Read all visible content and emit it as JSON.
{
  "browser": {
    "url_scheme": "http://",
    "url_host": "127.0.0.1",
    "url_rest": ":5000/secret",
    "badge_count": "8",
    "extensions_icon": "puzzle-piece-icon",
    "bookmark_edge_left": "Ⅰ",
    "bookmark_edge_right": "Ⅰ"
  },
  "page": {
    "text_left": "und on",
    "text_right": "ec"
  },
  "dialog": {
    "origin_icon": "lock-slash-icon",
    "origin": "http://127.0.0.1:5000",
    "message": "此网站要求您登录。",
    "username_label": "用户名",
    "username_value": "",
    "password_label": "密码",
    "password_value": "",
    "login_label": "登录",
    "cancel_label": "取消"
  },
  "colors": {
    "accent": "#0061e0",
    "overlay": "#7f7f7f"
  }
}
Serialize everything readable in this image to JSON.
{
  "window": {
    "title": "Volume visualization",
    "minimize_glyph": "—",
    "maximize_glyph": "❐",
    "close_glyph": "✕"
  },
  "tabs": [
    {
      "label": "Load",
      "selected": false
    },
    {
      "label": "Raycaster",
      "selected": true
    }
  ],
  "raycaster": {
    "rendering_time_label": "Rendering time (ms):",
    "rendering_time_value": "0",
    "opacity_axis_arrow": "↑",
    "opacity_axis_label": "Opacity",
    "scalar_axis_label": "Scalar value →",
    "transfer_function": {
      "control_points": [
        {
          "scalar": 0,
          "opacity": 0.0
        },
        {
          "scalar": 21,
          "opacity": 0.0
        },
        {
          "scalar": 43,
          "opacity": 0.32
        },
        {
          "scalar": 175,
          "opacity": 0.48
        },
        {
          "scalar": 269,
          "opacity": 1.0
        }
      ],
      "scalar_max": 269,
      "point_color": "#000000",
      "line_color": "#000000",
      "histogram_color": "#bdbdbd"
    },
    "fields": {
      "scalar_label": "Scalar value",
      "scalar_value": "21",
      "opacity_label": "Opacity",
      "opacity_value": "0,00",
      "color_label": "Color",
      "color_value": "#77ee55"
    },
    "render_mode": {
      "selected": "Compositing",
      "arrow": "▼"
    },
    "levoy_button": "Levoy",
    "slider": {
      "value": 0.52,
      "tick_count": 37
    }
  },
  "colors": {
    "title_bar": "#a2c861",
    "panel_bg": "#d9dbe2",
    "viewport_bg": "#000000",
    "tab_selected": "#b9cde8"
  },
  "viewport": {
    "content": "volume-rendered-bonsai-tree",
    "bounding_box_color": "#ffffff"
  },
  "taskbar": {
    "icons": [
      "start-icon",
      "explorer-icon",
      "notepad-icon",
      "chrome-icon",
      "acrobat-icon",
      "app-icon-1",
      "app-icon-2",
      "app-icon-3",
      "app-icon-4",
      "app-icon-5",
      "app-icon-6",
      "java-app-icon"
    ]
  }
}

PROBLEM TO SOLVE:
Retype the listing. Match it exactly.

ANSWER TO THE TASK:
Read all visible content and emit it as JSON.
{
  "browser": {
    "url_scheme": "http://",
    "url_host": "127.0.0.1",
    "url_rest": ":5000/secret",
    "badge_count": "8",
    "extensions_icon": "puzzle-piece-icon",
    "bookmark_edge_left": "Ⅰ",
    "bookmark_edge_right": "Ⅰ"
  },
  "page": {
    "text_left": "und on",
    "text_right": "ec"
  },
  "dialog": {
    "origin_icon": "lock-slash-icon",
    "origin": "http://127.0.0.1:5000",
    "message": "此网站要求您登录。",
    "username_label": "用户名",
    "username_value": "",
    "password_label": "密码",
    "password_value": "",
    "login_label": "登录",
    "cancel_label": "取消"
  },
  "colors": {
    "accent": "#0061e0",
    "overlay": "#7f7f7f"
  }
}
Serialize everything readable in this image to JSON.
{
  "window": {
    "title": "Volume visualization",
    "minimize_glyph": "—",
    "maximize_glyph": "❐",
    "close_glyph": "✕"
  },
  "tabs": [
    {
      "label": "Load",
      "selected": false
    },
    {
      "label": "Raycaster",
      "selected": true
    }
  ],
  "raycaster": {
    "rendering_time_label": "Rendering time (ms):",
    "rendering_time_value": "0",
    "opacity_axis_arrow": "↑",
    "opacity_axis_label": "Opacity",
    "scalar_axis_label": "Scalar value →",
    "transfer_function": {
      "control_points": [
        {
          "scalar": 0,
          "opacity": 0.0
        },
        {
          "scalar": 21,
          "opacity": 0.0
        },
        {
          "scalar": 43,
          "opacity": 0.32
        },
        {
          "scalar": 175,
          "opacity": 0.48
        },
        {
          "scalar": 269,
          "opacity": 1.0
        }
      ],
      "scalar_max": 269,
      "point_color": "#000000",
      "line_color": "#000000",
      "histogram_color": "#bdbdbd"
    },
    "fields": {
      "scalar_label": "Scalar value",
      "scalar_value": "21",
      "opacity_label": "Opacity",
      "opacity_value": "0,00",
      "color_label": "Color",
      "color_value": "#77ee55"
    },
    "render_mode": {
      "selected": "Compositing",
      "arrow": "▼"
    },
    "levoy_button": "Levoy",
    "slider": {
      "value": 0.52,
      "tick_count": 37
    }
  },
  "colors": {
    "title_bar": "#a2c861",
    "panel_bg": "#d9dbe2",
    "viewport_bg": "#000000",
    "tab_selected": "#b9cde8"
  },
  "viewport": {
    "content": "volume-rendered-bonsai-tree",
    "bounding_box_color": "#ffffff"
  },
  "taskbar": {
    "icons": [
      "start-icon",
      "explorer-icon",
      "notepad-icon",
      "chrome-icon",
      "acrobat-icon",
      "app-icon-1",
      "app-icon-2",
      "app-icon-3",
      "app-icon-4",
      "app-icon-5",
      "app-icon-6",
      "java-app-icon"
    ]
  }
}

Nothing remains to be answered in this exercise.